§ **Stated problem**
Give only the number of lines in the records below that contain the word "xlabel".
= = = = = = =
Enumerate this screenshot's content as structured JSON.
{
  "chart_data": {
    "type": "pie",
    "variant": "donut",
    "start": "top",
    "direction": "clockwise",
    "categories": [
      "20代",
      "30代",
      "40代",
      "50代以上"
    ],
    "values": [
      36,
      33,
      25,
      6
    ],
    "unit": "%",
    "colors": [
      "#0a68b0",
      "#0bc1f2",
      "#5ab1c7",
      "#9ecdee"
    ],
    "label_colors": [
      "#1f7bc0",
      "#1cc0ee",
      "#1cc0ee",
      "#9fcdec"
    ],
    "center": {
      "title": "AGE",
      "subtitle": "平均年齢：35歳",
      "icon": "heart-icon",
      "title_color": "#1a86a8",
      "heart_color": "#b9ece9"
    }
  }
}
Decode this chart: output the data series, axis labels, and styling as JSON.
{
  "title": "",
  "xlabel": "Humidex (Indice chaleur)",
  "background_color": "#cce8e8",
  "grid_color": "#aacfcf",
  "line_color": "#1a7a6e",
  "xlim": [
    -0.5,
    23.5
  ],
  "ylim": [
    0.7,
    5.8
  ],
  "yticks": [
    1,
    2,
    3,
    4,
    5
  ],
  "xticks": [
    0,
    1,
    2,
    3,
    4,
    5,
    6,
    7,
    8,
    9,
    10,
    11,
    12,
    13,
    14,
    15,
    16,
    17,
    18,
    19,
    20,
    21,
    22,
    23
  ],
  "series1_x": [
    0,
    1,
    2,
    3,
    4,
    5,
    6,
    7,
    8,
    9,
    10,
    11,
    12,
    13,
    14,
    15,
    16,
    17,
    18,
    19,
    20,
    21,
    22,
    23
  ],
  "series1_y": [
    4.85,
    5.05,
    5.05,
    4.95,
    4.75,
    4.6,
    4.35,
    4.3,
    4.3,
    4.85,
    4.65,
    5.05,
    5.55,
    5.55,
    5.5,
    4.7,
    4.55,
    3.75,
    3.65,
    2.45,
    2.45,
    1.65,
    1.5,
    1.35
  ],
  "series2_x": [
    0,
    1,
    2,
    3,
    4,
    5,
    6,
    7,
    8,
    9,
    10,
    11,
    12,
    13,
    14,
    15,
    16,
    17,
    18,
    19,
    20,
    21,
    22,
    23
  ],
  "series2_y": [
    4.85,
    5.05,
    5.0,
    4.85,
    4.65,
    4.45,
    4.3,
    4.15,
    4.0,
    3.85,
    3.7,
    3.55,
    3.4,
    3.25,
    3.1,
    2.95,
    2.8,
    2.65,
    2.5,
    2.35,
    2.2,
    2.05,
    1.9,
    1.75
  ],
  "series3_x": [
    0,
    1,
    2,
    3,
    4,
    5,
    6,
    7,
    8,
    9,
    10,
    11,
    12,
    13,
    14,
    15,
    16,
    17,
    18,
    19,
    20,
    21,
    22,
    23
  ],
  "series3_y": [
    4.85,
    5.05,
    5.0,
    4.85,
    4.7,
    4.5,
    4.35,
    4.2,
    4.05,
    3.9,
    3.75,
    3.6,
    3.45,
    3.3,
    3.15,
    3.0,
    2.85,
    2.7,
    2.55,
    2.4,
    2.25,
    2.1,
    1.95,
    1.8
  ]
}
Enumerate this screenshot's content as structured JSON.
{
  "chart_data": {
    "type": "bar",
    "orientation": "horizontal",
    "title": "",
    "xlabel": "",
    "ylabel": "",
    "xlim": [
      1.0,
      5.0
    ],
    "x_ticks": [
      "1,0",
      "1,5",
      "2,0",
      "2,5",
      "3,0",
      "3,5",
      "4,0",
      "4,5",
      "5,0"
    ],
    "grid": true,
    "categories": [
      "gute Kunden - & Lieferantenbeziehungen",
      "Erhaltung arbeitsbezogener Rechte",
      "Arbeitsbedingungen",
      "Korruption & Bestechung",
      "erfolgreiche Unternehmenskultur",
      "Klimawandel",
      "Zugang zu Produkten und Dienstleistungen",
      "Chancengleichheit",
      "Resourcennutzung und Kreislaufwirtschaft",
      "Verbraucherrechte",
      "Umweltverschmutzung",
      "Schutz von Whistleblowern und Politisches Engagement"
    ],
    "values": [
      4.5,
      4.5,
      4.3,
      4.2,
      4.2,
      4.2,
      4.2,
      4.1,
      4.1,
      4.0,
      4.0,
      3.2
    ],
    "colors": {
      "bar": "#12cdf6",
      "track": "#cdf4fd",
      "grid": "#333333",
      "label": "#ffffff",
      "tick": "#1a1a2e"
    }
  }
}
= = = = = = =
§ **Solution**
2